GIVEN INFORMATION
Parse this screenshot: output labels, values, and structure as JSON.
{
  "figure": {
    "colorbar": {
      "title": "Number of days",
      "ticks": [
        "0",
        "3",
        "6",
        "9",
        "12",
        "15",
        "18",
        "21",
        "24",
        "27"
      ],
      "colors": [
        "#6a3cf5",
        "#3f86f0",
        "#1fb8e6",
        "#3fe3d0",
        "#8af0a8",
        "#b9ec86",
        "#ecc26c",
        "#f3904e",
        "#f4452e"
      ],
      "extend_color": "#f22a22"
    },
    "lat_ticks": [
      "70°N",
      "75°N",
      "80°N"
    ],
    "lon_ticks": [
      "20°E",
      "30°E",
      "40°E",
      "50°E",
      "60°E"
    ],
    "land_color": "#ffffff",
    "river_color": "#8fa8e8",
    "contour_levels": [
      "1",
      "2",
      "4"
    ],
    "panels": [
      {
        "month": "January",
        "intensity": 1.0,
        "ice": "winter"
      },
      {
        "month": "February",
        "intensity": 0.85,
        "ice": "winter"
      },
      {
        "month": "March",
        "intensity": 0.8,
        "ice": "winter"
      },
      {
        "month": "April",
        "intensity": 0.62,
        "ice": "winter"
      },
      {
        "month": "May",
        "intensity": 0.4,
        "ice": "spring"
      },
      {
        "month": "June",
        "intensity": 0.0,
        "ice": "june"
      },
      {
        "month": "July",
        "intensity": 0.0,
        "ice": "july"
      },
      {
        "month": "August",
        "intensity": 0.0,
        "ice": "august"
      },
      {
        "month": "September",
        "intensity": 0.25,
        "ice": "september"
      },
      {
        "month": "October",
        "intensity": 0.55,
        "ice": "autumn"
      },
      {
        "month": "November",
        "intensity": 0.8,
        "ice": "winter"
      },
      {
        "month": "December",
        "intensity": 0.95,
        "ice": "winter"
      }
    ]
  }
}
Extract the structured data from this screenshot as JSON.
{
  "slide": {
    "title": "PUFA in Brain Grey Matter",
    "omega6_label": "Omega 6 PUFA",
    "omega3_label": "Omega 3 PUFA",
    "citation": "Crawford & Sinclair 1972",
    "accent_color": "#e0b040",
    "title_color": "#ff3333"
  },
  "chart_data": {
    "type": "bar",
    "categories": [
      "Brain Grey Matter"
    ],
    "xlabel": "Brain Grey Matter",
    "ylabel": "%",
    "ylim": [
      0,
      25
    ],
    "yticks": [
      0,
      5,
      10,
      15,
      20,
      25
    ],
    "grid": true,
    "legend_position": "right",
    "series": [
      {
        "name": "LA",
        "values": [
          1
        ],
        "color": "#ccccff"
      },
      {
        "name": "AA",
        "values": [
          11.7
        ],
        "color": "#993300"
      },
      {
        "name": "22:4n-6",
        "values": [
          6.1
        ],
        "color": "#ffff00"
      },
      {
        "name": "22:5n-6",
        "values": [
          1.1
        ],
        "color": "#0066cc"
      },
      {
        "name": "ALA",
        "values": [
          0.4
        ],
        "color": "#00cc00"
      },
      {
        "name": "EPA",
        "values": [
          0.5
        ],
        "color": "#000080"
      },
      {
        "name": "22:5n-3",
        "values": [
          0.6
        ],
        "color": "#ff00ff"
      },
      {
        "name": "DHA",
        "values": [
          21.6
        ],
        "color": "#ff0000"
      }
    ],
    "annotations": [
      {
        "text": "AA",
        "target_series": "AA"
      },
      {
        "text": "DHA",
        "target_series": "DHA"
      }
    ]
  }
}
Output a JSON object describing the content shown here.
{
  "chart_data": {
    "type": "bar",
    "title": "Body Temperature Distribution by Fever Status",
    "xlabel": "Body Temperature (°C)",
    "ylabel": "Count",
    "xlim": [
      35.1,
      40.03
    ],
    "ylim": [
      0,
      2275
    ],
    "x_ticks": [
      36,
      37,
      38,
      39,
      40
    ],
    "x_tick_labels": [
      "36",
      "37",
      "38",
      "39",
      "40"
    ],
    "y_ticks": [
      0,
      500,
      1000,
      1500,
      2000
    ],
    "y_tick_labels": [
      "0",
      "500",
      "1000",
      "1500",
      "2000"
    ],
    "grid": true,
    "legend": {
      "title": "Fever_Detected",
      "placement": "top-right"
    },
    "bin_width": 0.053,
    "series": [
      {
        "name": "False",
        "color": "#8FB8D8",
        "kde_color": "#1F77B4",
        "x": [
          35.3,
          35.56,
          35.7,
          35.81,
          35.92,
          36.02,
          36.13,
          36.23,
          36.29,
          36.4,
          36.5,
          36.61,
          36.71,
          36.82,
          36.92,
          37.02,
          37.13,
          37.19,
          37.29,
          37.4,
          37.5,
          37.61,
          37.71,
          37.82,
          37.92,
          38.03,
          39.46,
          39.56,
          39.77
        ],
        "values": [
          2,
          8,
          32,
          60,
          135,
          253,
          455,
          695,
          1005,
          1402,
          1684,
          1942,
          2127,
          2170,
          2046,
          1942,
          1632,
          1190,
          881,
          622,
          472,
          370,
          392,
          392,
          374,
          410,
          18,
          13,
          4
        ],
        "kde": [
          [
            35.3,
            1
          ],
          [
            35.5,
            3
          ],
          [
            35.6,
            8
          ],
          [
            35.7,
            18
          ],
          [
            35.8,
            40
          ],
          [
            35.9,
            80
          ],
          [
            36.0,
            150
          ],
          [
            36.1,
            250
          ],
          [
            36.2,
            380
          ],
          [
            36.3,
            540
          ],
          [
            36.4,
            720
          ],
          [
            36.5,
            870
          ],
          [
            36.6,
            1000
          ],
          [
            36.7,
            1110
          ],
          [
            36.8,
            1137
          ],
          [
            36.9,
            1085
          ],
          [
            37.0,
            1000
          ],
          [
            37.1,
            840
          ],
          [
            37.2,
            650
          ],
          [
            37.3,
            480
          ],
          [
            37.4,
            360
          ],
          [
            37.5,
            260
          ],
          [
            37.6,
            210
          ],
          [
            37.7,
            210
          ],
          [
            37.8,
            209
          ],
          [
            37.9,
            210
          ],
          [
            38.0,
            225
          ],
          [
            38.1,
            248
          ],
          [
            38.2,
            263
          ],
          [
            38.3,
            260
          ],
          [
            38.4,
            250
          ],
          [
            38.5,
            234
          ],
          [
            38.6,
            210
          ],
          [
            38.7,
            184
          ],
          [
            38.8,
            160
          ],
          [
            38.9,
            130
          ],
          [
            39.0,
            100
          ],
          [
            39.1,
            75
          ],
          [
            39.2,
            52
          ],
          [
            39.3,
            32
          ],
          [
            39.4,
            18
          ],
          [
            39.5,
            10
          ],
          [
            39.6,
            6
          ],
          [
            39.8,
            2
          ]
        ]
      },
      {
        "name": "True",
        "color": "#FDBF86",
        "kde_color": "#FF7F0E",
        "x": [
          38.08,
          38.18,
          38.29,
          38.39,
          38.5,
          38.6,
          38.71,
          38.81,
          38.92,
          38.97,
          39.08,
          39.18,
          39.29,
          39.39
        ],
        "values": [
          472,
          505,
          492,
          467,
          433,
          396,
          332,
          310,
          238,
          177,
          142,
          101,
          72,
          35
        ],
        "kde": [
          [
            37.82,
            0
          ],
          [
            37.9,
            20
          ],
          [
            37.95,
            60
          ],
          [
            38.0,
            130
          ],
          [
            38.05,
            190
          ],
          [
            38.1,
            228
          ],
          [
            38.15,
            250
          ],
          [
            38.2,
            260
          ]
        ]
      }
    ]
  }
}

PROBLEM
Output all of the data above without any alteration.

ANSWER TO THIS PROBLEM
Parse this screenshot: output labels, values, and structure as JSON.
{
  "figure": {
    "colorbar": {
      "title": "Number of days",
      "ticks": [
        "0",
        "3",
        "6",
        "9",
        "12",
        "15",
        "18",
        "21",
        "24",
        "27"
      ],
      "colors": [
        "#6a3cf5",
        "#3f86f0",
        "#1fb8e6",
        "#3fe3d0",
        "#8af0a8",
        "#b9ec86",
        "#ecc26c",
        "#f3904e",
        "#f4452e"
      ],
      "extend_color": "#f22a22"
    },
    "lat_ticks": [
      "70°N",
      "75°N",
      "80°N"
    ],
    "lon_ticks": [
      "20°E",
      "30°E",
      "40°E",
      "50°E",
      "60°E"
    ],
    "land_color": "#ffffff",
    "river_color": "#8fa8e8",
    "contour_levels": [
      "1",
      "2",
      "4"
    ],
    "panels": [
      {
        "month": "January",
        "intensity": 1.0,
        "ice": "winter"
      },
      {
        "month": "February",
        "intensity": 0.85,
        "ice": "winter"
      },
      {
        "month": "March",
        "intensity": 0.8,
        "ice": "winter"
      },
      {
        "month": "April",
        "intensity": 0.62,
        "ice": "winter"
      },
      {
        "month": "May",
        "intensity": 0.4,
        "ice": "spring"
      },
      {
        "month": "June",
        "intensity": 0.0,
        "ice": "june"
      },
      {
        "month": "July",
        "intensity": 0.0,
        "ice": "july"
      },
      {
        "month": "August",
        "intensity": 0.0,
        "ice": "august"
      },
      {
        "month": "September",
        "intensity": 0.25,
        "ice": "september"
      },
      {
        "month": "October",
        "intensity": 0.55,
        "ice": "autumn"
      },
      {
        "month": "November",
        "intensity": 0.8,
        "ice": "winter"
      },
      {
        "month": "December",
        "intensity": 0.95,
        "ice": "winter"
      }
    ]
  }
}
Extract the structured data from this screenshot as JSON.
{
  "slide": {
    "title": "PUFA in Brain Grey Matter",
    "omega6_label": "Omega 6 PUFA",
    "omega3_label": "Omega 3 PUFA",
    "citation": "Crawford & Sinclair 1972",
    "accent_color": "#e0b040",
    "title_color": "#ff3333"
  },
  "chart_data": {
    "type": "bar",
    "categories": [
      "Brain Grey Matter"
    ],
    "xlabel": "Brain Grey Matter",
    "ylabel": "%",
    "ylim": [
      0,
      25
    ],
    "yticks": [
      0,
      5,
      10,
      15,
      20,
      25
    ],
    "grid": true,
    "legend_position": "right",
    "series": [
      {
        "name": "LA",
        "values": [
          1
        ],
        "color": "#ccccff"
      },
      {
        "name": "AA",
        "values": [
          11.7
        ],
        "color": "#993300"
      },
      {
        "name": "22:4n-6",
        "values": [
          6.1
        ],
        "color": "#ffff00"
      },
      {
        "name": "22:5n-6",
        "values": [
          1.1
        ],
        "color": "#0066cc"
      },
      {
        "name": "ALA",
        "values": [
          0.4
        ],
        "color": "#00cc00"
      },
      {
        "name": "EPA",
        "values": [
          0.5
        ],
        "color": "#000080"
      },
      {
        "name": "22:5n-3",
        "values": [
          0.6
        ],
        "color": "#ff00ff"
      },
      {
        "name": "DHA",
        "values": [
          21.6
        ],
        "color": "#ff0000"
      }
    ],
    "annotations": [
      {
        "text": "AA",
        "target_series": "AA"
      },
      {
        "text": "DHA",
        "target_series": "DHA"
      }
    ]
  }
}
Output a JSON object describing the content shown here.
{
  "chart_data": {
    "type": "bar",
    "title": "Body Temperature Distribution by Fever Status",
    "xlabel": "Body Temperature (°C)",
    "ylabel": "Count",
    "xlim": [
      35.1,
      40.03
    ],
    "ylim": [
      0,
      2275
    ],
    "x_ticks": [
      36,
      37,
      38,
      39,
      40
    ],
    "x_tick_labels": [
      "36",
      "37",
      "38",
      "39",
      "40"
    ],
    "y_ticks": [
      0,
      500,
      1000,
      1500,
      2000
    ],
    "y_tick_labels": [
      "0",
      "500",
      "1000",
      "1500",
      "2000"
    ],
    "grid": true,
    "legend": {
      "title": "Fever_Detected",
      "placement": "top-right"
    },
    "bin_width": 0.053,
    "series": [
      {
        "name": "False",
        "color": "#8FB8D8",
        "kde_color": "#1F77B4",
        "x": [
          35.3,
          35.56,
          35.7,
          35.81,
          35.92,
          36.02,
          36.13,
          36.23,
          36.29,
          36.4,
          36.5,
          36.61,
          36.71,
          36.82,
          36.92,
          37.02,
          37.13,
          37.19,
          37.29,
          37.4,
          37.5,
          37.61,
          37.71,
          37.82,
          37.92,
          38.03,
          39.46,
          39.56,
          39.77
        ],
        "values": [
          2,
          8,
          32,
          60,
          135,
          253,
          455,
          695,
          1005,
          1402,
          1684,
          1942,
          2127,
          2170,
          2046,
          1942,
          1632,
          1190,
          881,
          622,
          472,
          370,
          392,
          392,
          374,
          410,
          18,
          13,
          4
        ],
        "kde": [
          [
            35.3,
            1
          ],
          [
            35.5,
            3
          ],
          [
            35.6,
            8
          ],
          [
            35.7,
            18
          ],
          [
            35.8,
            40
          ],
          [
            35.9,
            80
          ],
          [
            36.0,
            150
          ],
          [
            36.1,
            250
          ],
          [
            36.2,
            380
          ],
          [
            36.3,
            540
          ],
          [
            36.4,
            720
          ],
          [
            36.5,
            870
          ],
          [
            36.6,
            1000
          ],
          [
            36.7,
            1110
          ],
          [
            36.8,
            1137
          ],
          [
            36.9,
            1085
          ],
          [
            37.0,
            1000
          ],
          [
            37.1,
            840
          ],
          [
            37.2,
            650
          ],
          [
            37.3,
            480
          ],
          [
            37.4,
            360
          ],
          [
            37.5,
            260
          ],
          [
            37.6,
            210
          ],
          [
            37.7,
            210
          ],
          [
            37.8,
            209
          ],
          [
            37.9,
            210
          ],
          [
            38.0,
            225
          ],
          [
            38.1,
            248
          ],
          [
            38.2,
            263
          ],
          [
            38.3,
            260
          ],
          [
            38.4,
            250
          ],
          [
            38.5,
            234
          ],
          [
            38.6,
            210
          ],
          [
            38.7,
            184
          ],
          [
            38.8,
            160
          ],
          [
            38.9,
            130
          ],
          [
            39.0,
            100
          ],
          [
            39.1,
            75
          ],
          [
            39.2,
            52
          ],
          [
            39.3,
            32
          ],
          [
            39.4,
            18
          ],
          [
            39.5,
            10
          ],
          [
            39.6,
            6
          ],
          [
            39.8,
            2
          ]
        ]
      },
      {
        "name": "True",
        "color": "#FDBF86",
        "kde_color": "#FF7F0E",
        "x": [
          38.08,
          38.18,
          38.29,
          38.39,
          38.5,
          38.6,
          38.71,
          38.81,
          38.92,
          38.97,
          39.08,
          39.18,
          39.29,
          39.39
        ],
        "values": [
          472,
          505,
          492,
          467,
          433,
          396,
          332,
          310,
          238,
          177,
          142,
          101,
          72,
          35
        ],
        "kde": [
          [
            37.82,
            0
          ],
          [
            37.9,
            20
          ],
          [
            37.95,
            60
          ],
          [
            38.0,
            130
          ],
          [
            38.05,
            190
          ],
          [
            38.1,
            228
          ],
          [
            38.15,
            250
          ],
          [
            38.2,
            260
          ]
        ]
      }
    ]
  }
}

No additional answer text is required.